**Task goal**
Copy every line of the data in which the word "Regression" occurs.

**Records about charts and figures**
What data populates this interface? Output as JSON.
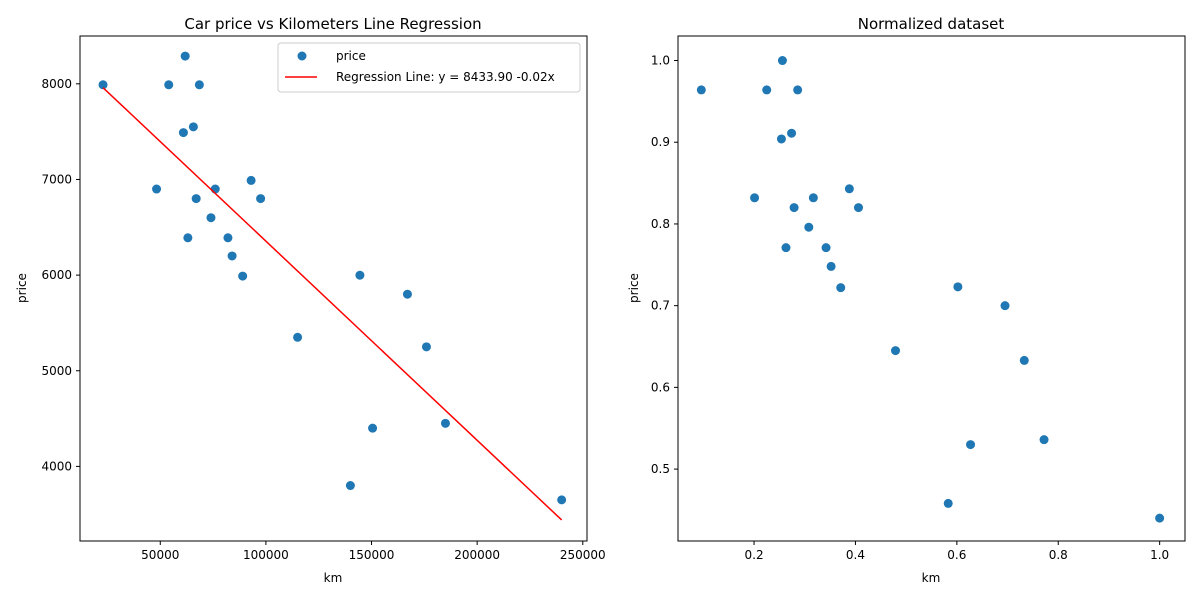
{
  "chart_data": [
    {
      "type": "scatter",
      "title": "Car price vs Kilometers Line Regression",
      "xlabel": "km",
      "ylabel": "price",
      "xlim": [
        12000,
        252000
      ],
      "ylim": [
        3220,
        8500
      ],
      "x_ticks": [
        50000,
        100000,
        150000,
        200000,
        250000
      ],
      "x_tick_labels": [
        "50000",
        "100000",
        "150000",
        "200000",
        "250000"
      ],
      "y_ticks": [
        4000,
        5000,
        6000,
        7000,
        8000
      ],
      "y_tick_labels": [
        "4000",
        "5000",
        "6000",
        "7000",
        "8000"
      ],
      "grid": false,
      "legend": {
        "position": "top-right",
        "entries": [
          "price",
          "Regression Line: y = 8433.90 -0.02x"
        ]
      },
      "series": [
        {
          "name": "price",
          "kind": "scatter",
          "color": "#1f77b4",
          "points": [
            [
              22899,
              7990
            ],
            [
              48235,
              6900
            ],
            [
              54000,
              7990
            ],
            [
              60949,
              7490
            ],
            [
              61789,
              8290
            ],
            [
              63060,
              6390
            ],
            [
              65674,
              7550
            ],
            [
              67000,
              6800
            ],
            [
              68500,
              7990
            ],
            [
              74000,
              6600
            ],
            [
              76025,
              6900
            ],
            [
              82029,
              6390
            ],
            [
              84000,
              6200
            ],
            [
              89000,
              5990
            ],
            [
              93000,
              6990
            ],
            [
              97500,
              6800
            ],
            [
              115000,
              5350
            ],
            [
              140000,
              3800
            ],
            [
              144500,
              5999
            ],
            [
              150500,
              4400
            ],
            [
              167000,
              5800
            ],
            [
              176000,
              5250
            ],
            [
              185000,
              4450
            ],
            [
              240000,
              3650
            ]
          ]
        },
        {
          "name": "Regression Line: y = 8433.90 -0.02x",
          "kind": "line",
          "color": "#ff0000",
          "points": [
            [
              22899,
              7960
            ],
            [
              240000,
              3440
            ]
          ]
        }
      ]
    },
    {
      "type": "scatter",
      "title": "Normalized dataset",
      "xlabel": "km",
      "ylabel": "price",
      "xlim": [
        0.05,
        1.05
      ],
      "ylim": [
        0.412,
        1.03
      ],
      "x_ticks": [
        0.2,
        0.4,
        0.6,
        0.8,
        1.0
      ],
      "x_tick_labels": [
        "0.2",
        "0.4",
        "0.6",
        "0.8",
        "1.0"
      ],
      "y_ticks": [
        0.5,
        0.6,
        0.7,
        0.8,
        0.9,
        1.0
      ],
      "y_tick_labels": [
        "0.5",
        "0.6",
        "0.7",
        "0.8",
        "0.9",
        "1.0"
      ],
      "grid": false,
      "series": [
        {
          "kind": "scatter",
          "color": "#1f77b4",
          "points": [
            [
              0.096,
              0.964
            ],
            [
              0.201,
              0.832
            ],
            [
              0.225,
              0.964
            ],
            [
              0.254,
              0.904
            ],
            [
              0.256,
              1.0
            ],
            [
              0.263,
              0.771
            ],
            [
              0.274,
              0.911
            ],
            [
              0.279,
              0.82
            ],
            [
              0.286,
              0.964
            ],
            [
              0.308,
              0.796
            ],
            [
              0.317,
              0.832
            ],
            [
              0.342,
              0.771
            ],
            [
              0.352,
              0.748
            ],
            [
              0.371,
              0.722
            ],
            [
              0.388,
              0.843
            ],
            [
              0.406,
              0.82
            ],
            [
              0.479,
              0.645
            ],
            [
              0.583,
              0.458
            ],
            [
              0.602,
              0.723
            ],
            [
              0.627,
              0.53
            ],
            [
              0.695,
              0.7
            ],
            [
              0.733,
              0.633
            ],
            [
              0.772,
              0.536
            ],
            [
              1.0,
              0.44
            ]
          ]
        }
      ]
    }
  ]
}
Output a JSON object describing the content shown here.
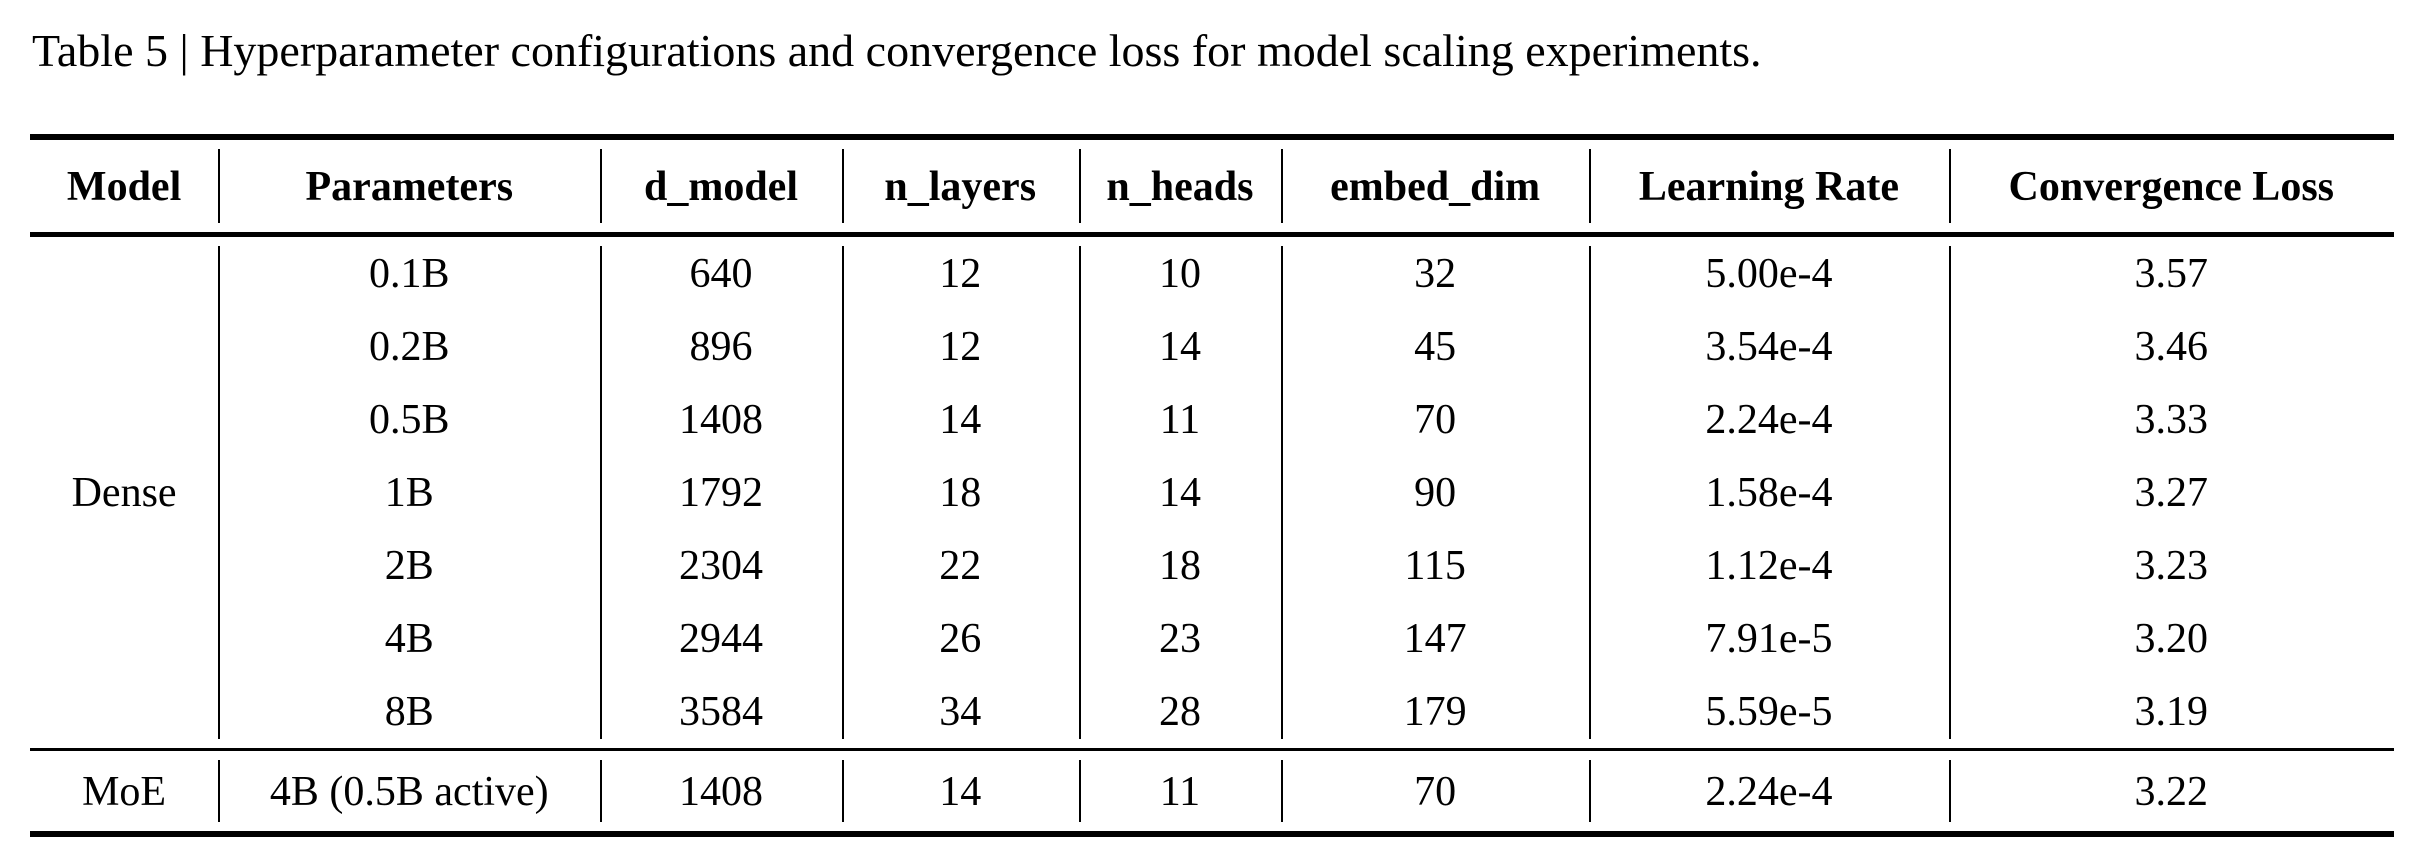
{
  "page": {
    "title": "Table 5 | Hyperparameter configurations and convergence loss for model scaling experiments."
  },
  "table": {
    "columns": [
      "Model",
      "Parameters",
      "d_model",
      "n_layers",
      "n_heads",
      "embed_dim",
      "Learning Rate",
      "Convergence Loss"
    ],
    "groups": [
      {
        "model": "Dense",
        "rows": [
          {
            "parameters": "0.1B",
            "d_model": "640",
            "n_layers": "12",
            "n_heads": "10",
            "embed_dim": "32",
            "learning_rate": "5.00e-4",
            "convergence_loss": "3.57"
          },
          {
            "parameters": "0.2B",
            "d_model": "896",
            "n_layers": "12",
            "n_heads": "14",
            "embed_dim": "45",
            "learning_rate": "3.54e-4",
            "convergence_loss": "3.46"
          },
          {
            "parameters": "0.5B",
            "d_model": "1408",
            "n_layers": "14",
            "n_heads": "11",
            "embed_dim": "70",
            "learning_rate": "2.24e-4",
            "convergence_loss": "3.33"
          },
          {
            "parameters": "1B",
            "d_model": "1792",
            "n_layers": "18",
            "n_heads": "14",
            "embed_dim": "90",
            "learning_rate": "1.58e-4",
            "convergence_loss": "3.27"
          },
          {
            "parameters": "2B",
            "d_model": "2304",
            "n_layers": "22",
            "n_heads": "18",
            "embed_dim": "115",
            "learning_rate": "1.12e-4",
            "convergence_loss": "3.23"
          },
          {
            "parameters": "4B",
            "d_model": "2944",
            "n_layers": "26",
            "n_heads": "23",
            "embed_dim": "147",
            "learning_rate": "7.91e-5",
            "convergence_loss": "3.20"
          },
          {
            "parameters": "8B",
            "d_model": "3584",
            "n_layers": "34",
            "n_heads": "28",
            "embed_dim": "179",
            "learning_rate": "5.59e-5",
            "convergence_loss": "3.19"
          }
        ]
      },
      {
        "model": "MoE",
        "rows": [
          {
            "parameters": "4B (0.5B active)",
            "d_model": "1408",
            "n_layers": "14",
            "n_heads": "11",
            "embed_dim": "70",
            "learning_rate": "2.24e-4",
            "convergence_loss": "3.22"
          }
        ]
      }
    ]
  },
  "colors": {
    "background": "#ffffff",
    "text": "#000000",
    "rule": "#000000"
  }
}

**Complete output**
      "title": "Car price vs Kilometers Line Regression",
          "Regression Line: y = 8433.90 -0.02x"
          "name": "Regression Line: y = 8433.90 -0.02x",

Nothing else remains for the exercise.